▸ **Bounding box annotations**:
+ + + + + + +

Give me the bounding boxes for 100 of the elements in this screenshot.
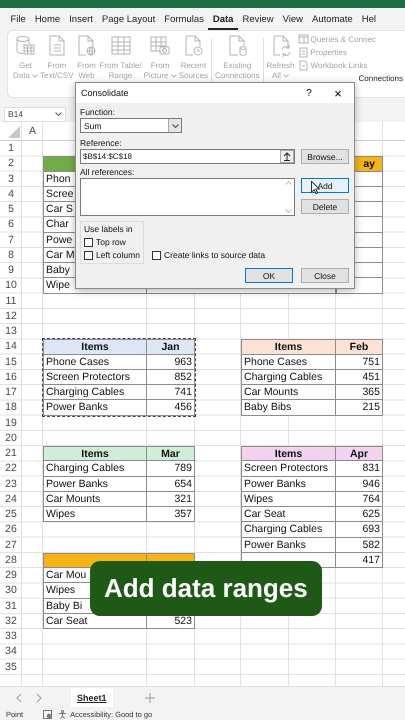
help-button[interactable]: ? (296, 88, 322, 98)
table-cell: 625 (336, 507, 383, 522)
row-number[interactable]: 5 (0, 202, 22, 218)
table-cell: Car Mounts (43, 492, 147, 507)
table-cell: 215 (336, 400, 383, 416)
row-number[interactable]: 26 (0, 522, 22, 538)
row-number[interactable]: 8 (0, 248, 22, 263)
row-number[interactable]: 31 (0, 598, 22, 614)
checkbox-label: Top row (96, 237, 126, 247)
table-cell: Charging Cables (43, 461, 147, 476)
table-cell: Power Banks (241, 476, 336, 492)
row-number[interactable]: 11 (0, 294, 22, 309)
table-cell: 417 (336, 552, 383, 568)
menu-tab[interactable]: View (278, 8, 308, 30)
dialog-button[interactable]: Add (301, 178, 349, 193)
row-number[interactable]: 6 (0, 217, 22, 232)
row-number[interactable]: 21 (0, 446, 22, 462)
record-macro-icon[interactable] (43, 710, 52, 718)
accessibility-icon[interactable] (58, 710, 68, 718)
table-cell: 582 (336, 538, 383, 553)
table-cell: 365 (336, 385, 383, 400)
row-number[interactable]: 33 (0, 629, 22, 644)
dialog-button[interactable]: Close (301, 268, 349, 283)
name-box[interactable]: B14 (4, 106, 66, 122)
table-cell: Baby Bibs (241, 400, 336, 416)
caret-icon (32, 74, 38, 78)
row-number[interactable]: 23 (0, 476, 22, 492)
row-number[interactable]: 28 (0, 552, 22, 568)
row-number[interactable]: 20 (0, 430, 22, 446)
table-cell: Car Seat (241, 507, 336, 522)
row-number[interactable]: 32 (0, 614, 22, 629)
row-number[interactable]: 9 (0, 263, 22, 278)
checkbox[interactable] (152, 250, 161, 260)
caret-icon (283, 74, 290, 78)
pointer-icon (311, 181, 320, 194)
row-number[interactable]: 14 (0, 339, 22, 354)
menu-tab[interactable]: Page Layout (97, 8, 160, 30)
menu-tab[interactable]: Review (238, 8, 278, 30)
table-cell: 693 (336, 522, 383, 538)
table-cell: 741 (147, 385, 195, 400)
menu-tab[interactable]: Automate (308, 8, 358, 30)
table-header-cell: Jan (147, 339, 195, 354)
table-cell: 451 (336, 370, 383, 385)
row-number[interactable]: 1 (0, 141, 22, 156)
row-number[interactable]: 30 (0, 583, 22, 598)
dialog-title: Consolidate (81, 88, 130, 98)
row-number[interactable]: 17 (0, 385, 22, 400)
row-number[interactable]: 19 (0, 416, 22, 431)
row-number[interactable]: 16 (0, 370, 22, 385)
row-number[interactable]: 7 (0, 232, 22, 248)
add-sheet-icon[interactable] (144, 692, 155, 702)
table-header-cell: Feb (336, 339, 383, 354)
next-icon[interactable] (35, 692, 43, 702)
checkbox[interactable] (84, 238, 93, 246)
row-number[interactable]: 4 (0, 186, 22, 202)
function-dropdown[interactable]: Sum (80, 118, 182, 133)
table-cell: 789 (147, 461, 195, 476)
checkbox-label: Left column (96, 250, 140, 260)
sheet-tab[interactable]: Sheet1 (71, 688, 113, 707)
table-cell: Charging Cables (241, 370, 336, 385)
table-header-cell: Items (241, 339, 336, 354)
menu-tab[interactable]: Home (30, 8, 65, 30)
row-number[interactable]: 35 (0, 660, 22, 675)
menu-tab[interactable]: Formulas (160, 8, 208, 30)
caption-banner: Add data ranges (90, 561, 322, 616)
row-number[interactable]: 29 (0, 568, 22, 584)
checkbox[interactable] (84, 250, 93, 260)
table-cell: 654 (147, 476, 195, 492)
row-number[interactable]: 34 (0, 644, 22, 660)
table-cell: 751 (336, 354, 383, 370)
table-cell: Power Banks (241, 538, 336, 553)
table-header-cell: Apr (336, 446, 383, 462)
row-number[interactable]: 13 (0, 324, 22, 340)
menu-tab[interactable]: Insert (64, 8, 98, 30)
row-number[interactable]: 24 (0, 492, 22, 507)
row-number[interactable]: 10 (0, 278, 22, 294)
collapse-icon[interactable] (280, 150, 294, 163)
dialog-button[interactable]: Delete (301, 199, 349, 214)
dialog-button[interactable]: Browse... (301, 149, 349, 164)
reference-field[interactable]: $B$14:$C$18 (80, 149, 295, 164)
row-number[interactable]: 12 (0, 308, 22, 324)
row-number[interactable]: 25 (0, 507, 22, 522)
column-header[interactable]: A (22, 122, 43, 141)
table-cell: Phone Cases (241, 354, 336, 370)
table-cell: Wipes (43, 507, 147, 522)
table-cell: 357 (147, 507, 195, 522)
row-number[interactable]: 15 (0, 354, 22, 370)
table-cell: Power Banks (43, 476, 147, 492)
row-number[interactable]: 2 (0, 156, 22, 172)
table-cell: 831 (336, 461, 383, 476)
close-button[interactable]: × (322, 86, 354, 100)
table-header-cell: Items (43, 339, 147, 354)
menu-tab[interactable]: File (6, 8, 30, 30)
dialog-button[interactable]: OK (245, 268, 293, 283)
previous-icon[interactable] (15, 692, 23, 702)
row-number[interactable]: 3 (0, 172, 22, 187)
menu-tab[interactable]: Hel (357, 8, 380, 30)
row-number[interactable]: 22 (0, 461, 22, 476)
row-number[interactable]: 27 (0, 538, 22, 553)
row-number[interactable]: 18 (0, 400, 22, 416)
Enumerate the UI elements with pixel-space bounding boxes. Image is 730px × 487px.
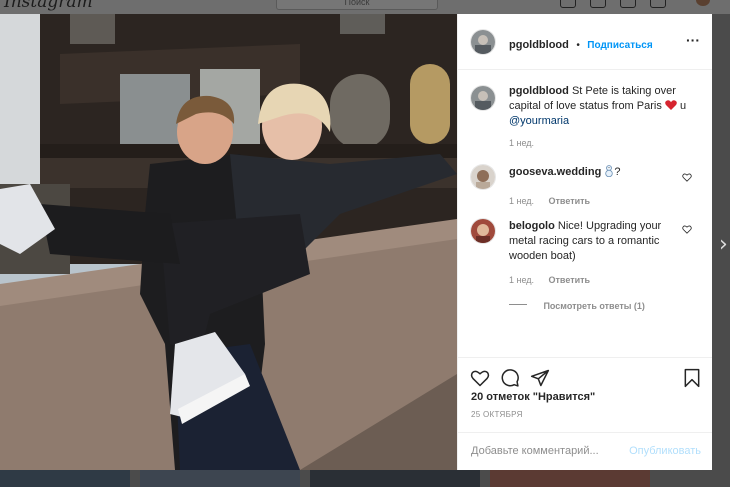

+ + + + + + +

▸ **What the task asks**:
Copy every one of the records above word for word, including each line of text. Leave the pictures out.

▸ **Exercise answer**:
Give me the bounding boxes for 100 of the elements in this screenshot.
help-button[interactable]: ? (296, 88, 322, 98)
table-cell: 625 (336, 507, 383, 522)
row-number[interactable]: 5 (0, 202, 22, 218)
table-cell: Car Mounts (43, 492, 147, 507)
table-cell: 215 (336, 400, 383, 416)
row-number[interactable]: 26 (0, 522, 22, 538)
row-number[interactable]: 8 (0, 248, 22, 263)
row-number[interactable]: 31 (0, 598, 22, 614)
checkbox-label: Top row (96, 237, 126, 247)
table-cell: Charging Cables (43, 461, 147, 476)
table-cell: Power Banks (241, 476, 336, 492)
row-number[interactable]: 11 (0, 294, 22, 309)
table-cell: 417 (336, 552, 383, 568)
menu-tab[interactable]: View (278, 8, 308, 30)
dialog-button[interactable]: Add (301, 178, 349, 193)
row-number[interactable]: 6 (0, 217, 22, 232)
row-number[interactable]: 21 (0, 446, 22, 462)
record-macro-icon[interactable] (43, 710, 52, 718)
accessibility-icon[interactable] (58, 710, 68, 718)
table-cell: 582 (336, 538, 383, 553)
table-cell: 365 (336, 385, 383, 400)
row-number[interactable]: 33 (0, 629, 22, 644)
dialog-button[interactable]: Close (301, 268, 349, 283)
name-box[interactable]: B14 (4, 106, 66, 122)
table-cell: Baby Bibs (241, 400, 336, 416)
caret-icon (32, 74, 38, 78)
row-number[interactable]: 23 (0, 476, 22, 492)
row-number[interactable]: 28 (0, 552, 22, 568)
row-number[interactable]: 20 (0, 430, 22, 446)
table-cell: Car Seat (241, 507, 336, 522)
row-number[interactable]: 32 (0, 614, 22, 629)
row-number[interactable]: 9 (0, 263, 22, 278)
checkbox[interactable] (152, 250, 161, 260)
caret-icon (283, 74, 290, 78)
pointer-icon (311, 181, 320, 194)
row-number[interactable]: 14 (0, 339, 22, 354)
menu-tab[interactable]: Page Layout (97, 8, 160, 30)
menu-tab[interactable]: Review (238, 8, 278, 30)
table-cell: 693 (336, 522, 383, 538)
table-cell: 741 (147, 385, 195, 400)
menu-tab[interactable]: Automate (308, 8, 358, 30)
table-header-cell: Jan (147, 339, 195, 354)
table-cell: 451 (336, 370, 383, 385)
row-number[interactable]: 1 (0, 141, 22, 156)
row-number[interactable]: 30 (0, 583, 22, 598)
dialog-title: Consolidate (81, 88, 130, 98)
row-number[interactable]: 17 (0, 385, 22, 400)
row-number[interactable]: 19 (0, 416, 22, 431)
row-number[interactable]: 16 (0, 370, 22, 385)
row-number[interactable]: 7 (0, 232, 22, 248)
add-sheet-icon[interactable] (144, 692, 155, 702)
table-header-cell: Feb (336, 339, 383, 354)
next-icon[interactable] (35, 692, 43, 702)
checkbox[interactable] (84, 238, 93, 246)
row-number[interactable]: 4 (0, 186, 22, 202)
function-dropdown[interactable]: Sum (80, 118, 182, 133)
table-cell: 789 (147, 461, 195, 476)
checkbox-label: Left column (96, 250, 140, 260)
sheet-tab[interactable]: Sheet1 (71, 688, 113, 707)
table-cell: Charging Cables (241, 370, 336, 385)
table-header-cell: Items (241, 339, 336, 354)
menu-tab[interactable]: Home (30, 8, 65, 30)
row-number[interactable]: 35 (0, 660, 22, 675)
menu-tab[interactable]: Formulas (160, 8, 208, 30)
caption-banner: Add data ranges (90, 561, 322, 616)
row-number[interactable]: 29 (0, 568, 22, 584)
checkbox[interactable] (84, 250, 93, 260)
table-cell: 654 (147, 476, 195, 492)
row-number[interactable]: 34 (0, 644, 22, 660)
table-cell: 751 (336, 354, 383, 370)
table-cell: Power Banks (241, 538, 336, 553)
table-header-cell: Apr (336, 446, 383, 462)
row-number[interactable]: 13 (0, 324, 22, 340)
menu-tab[interactable]: Insert (64, 8, 98, 30)
row-number[interactable]: 24 (0, 492, 22, 507)
row-number[interactable]: 10 (0, 278, 22, 294)
collapse-icon[interactable] (280, 150, 294, 163)
dialog-button[interactable]: Delete (301, 199, 349, 214)
dialog-button[interactable]: Browse... (301, 149, 349, 164)
reference-field[interactable]: $B$14:$C$18 (80, 149, 295, 164)
row-number[interactable]: 12 (0, 308, 22, 324)
row-number[interactable]: 25 (0, 507, 22, 522)
column-header[interactable]: A (22, 122, 43, 141)
table-cell: Phone Cases (241, 354, 336, 370)
table-cell: Wipes (43, 507, 147, 522)
table-cell: 357 (147, 507, 195, 522)
row-number[interactable]: 15 (0, 354, 22, 370)
table-cell: Power Banks (43, 476, 147, 492)
row-number[interactable]: 2 (0, 156, 22, 172)
table-cell: 831 (336, 461, 383, 476)
close-button[interactable]: × (322, 86, 354, 100)
table-header-cell: Items (43, 339, 147, 354)
menu-tab[interactable]: File (6, 8, 30, 30)
dialog-button[interactable]: OK (245, 268, 293, 283)
previous-icon[interactable] (15, 692, 23, 702)
row-number[interactable]: 3 (0, 172, 22, 187)
menu-tab[interactable]: Hel (357, 8, 380, 30)
row-number[interactable]: 22 (0, 461, 22, 476)
row-number[interactable]: 27 (0, 538, 22, 553)
row-number[interactable]: 18 (0, 400, 22, 416)
Enumerate the UI elements with pixel-space bounding boxes. Image is 730px × 487px.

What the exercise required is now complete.